====== Data to process

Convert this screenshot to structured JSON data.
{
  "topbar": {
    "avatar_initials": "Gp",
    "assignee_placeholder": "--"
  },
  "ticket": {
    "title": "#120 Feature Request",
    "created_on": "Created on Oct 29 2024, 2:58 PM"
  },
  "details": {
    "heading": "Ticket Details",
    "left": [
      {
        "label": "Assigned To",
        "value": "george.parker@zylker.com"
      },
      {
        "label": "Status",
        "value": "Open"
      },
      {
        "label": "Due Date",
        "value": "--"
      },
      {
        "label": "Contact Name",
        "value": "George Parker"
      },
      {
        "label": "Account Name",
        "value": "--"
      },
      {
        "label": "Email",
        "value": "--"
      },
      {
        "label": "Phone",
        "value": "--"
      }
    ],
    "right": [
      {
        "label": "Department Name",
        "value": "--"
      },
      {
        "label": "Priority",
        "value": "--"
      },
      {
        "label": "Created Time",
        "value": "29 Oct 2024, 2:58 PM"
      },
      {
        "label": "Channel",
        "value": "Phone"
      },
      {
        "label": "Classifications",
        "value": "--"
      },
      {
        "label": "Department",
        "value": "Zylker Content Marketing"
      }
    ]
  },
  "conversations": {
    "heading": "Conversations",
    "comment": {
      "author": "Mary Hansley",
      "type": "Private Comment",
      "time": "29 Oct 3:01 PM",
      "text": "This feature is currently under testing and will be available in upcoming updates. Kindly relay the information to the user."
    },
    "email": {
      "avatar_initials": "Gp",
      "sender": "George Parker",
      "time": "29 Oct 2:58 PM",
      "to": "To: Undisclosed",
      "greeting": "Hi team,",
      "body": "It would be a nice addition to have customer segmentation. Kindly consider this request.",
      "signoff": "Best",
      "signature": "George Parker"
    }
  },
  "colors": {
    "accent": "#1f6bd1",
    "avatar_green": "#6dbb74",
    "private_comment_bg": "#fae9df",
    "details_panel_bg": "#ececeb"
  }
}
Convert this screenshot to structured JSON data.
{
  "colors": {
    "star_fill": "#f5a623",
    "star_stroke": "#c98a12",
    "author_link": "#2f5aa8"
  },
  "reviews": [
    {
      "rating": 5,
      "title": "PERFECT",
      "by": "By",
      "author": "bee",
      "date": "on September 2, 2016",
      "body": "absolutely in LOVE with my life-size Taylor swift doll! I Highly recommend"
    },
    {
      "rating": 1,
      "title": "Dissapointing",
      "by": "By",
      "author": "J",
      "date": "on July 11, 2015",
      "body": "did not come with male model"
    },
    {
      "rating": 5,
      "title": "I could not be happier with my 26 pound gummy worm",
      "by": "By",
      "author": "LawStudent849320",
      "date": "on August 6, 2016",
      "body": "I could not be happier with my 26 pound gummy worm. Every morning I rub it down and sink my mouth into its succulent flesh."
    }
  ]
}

============
====== Data to process

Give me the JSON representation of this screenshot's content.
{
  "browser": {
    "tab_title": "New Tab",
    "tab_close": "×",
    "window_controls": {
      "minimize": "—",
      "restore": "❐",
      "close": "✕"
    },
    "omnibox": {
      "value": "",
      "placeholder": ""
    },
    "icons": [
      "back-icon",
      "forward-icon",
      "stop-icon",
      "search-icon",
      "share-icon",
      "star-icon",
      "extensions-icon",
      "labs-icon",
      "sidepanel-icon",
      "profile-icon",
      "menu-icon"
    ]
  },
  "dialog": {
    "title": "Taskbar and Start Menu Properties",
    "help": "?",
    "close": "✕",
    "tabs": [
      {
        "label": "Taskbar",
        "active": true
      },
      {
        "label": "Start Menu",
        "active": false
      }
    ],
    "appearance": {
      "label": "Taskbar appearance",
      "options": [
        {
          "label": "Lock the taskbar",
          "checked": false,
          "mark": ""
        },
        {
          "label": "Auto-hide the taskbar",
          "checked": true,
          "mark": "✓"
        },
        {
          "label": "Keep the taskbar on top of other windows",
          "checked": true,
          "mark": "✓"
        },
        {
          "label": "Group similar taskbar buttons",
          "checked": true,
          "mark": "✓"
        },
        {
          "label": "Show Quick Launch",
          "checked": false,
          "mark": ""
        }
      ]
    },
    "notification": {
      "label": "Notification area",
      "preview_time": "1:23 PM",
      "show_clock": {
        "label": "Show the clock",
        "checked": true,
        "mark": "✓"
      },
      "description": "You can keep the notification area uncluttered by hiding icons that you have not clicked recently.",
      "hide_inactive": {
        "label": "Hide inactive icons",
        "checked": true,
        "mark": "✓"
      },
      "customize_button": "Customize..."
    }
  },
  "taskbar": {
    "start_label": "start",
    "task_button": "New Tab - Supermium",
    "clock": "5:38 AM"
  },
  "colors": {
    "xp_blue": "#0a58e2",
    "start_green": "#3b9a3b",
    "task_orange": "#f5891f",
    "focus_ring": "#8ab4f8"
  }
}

============

Short task:
Filter the listing for the word "Name" and copy every line that holds it.

Result of the task:
        "label": "Contact Name",
        "label": "Account Name",
        "label": "Department Name",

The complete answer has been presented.